The first study is titled “Trends in Opioid Prescribing for Adolescents and Young Adults in Ambulatory Care Settings” written by Hudgins et al. appearing in Pediatrics in June 2019 (vol.143, no. 6, e20181578). The article explored opioid prescribing for adolescents (ages 13 to 17) and young adults (ages 18 to 22) receiving care in emergency departments and outpatient clinics. Data from the National Hospital Ambulatory Medical Care Survey (NHAMCS) and National Ambulatory Medical Care Survey (NAMCS) over the time period from January 1, 2005, to December 31, 2015 was used. It was found the most common conditions associated with opioid prescribing among adolescents visiting emergency departments was dental disorders (59.7%), clavicle fractures (47%) and ankle fractures (38.1%) and among young adults visiting emergency departments was dental disorders (57.9%), low back pain (38%), and neck sprain (34.8%). Thus in both cases when someone ages 13 to 22 goes to an emergency department because of a dental disorder they are nearly 60% likely to leave with an opioid prescription. Studies suggest that adolescents and young adults are the most likely to misuse and abuse opioid medications. Thus the authors imply it is possible that many of these opioids being prescribed for dental disorders are being used for non medical use.

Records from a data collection
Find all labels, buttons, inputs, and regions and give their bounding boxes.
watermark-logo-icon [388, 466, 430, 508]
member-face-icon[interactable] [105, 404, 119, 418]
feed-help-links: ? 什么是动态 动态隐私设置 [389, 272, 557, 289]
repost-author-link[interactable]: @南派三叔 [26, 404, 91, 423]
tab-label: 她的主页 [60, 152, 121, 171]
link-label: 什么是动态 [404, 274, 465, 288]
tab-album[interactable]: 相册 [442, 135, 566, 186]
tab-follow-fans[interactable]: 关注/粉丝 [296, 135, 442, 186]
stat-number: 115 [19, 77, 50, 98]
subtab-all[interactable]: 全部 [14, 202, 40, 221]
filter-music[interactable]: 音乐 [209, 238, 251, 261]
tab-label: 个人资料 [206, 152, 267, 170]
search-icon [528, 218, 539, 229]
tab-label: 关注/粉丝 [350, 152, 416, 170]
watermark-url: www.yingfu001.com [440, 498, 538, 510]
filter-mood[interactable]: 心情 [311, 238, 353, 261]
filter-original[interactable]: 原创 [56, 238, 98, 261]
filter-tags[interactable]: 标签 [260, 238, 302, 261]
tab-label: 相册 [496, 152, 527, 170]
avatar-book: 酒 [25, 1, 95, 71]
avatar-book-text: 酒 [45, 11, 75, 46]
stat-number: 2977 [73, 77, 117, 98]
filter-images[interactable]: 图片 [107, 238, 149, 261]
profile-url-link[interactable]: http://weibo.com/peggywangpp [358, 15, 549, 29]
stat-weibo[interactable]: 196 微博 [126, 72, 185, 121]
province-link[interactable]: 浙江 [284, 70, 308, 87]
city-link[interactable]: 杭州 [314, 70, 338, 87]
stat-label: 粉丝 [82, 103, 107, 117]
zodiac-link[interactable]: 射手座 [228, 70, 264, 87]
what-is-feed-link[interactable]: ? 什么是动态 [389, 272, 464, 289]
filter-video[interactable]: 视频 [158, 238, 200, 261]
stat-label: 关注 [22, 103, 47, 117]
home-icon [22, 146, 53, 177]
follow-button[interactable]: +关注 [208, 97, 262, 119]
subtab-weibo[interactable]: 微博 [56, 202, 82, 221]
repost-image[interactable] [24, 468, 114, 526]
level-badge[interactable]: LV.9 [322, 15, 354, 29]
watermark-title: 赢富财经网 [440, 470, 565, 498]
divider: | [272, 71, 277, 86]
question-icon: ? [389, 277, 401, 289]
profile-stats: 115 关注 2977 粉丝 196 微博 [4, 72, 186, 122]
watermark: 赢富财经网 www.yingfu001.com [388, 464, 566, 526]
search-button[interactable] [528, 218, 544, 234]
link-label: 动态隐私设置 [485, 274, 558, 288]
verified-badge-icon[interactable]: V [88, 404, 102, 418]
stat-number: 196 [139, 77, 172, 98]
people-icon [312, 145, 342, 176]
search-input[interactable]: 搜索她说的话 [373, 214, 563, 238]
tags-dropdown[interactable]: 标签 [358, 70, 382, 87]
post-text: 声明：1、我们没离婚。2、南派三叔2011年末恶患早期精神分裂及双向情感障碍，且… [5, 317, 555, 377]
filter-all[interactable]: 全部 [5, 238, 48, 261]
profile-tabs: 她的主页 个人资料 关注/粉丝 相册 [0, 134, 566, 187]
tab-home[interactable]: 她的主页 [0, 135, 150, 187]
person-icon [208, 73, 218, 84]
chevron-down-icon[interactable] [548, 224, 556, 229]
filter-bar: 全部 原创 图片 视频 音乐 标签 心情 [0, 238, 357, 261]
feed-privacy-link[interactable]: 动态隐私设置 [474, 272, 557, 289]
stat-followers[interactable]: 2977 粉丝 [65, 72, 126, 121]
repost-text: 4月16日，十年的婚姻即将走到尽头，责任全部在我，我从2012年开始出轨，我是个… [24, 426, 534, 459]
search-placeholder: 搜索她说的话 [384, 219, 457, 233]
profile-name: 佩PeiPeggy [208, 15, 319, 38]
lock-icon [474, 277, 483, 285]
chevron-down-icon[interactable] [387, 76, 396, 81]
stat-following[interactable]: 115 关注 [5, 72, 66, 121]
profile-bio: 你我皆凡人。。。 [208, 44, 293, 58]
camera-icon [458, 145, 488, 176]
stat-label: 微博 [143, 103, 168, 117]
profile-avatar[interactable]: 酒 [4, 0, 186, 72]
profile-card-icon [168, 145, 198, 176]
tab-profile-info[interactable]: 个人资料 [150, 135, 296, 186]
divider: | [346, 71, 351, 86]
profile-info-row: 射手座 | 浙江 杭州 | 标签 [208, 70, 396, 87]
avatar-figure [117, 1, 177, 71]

EXERCISE >>
Answer these questions from the excerpt on opioid prescribing, giving each answer on its own line numbered to match:
1. In which journal, and in what month and year, did the study by Hudgins et al. appear?
2. What age range does the study use for young adults?
3. Which condition was most commonly associated with opioid prescribing among young adults visiting emergency departments, and at what percentage?

EXPECTED ANSWER >>
1. Pediatrics, June 2019
2. Ages 18 to 22
3. Dental disorders, at 57.9%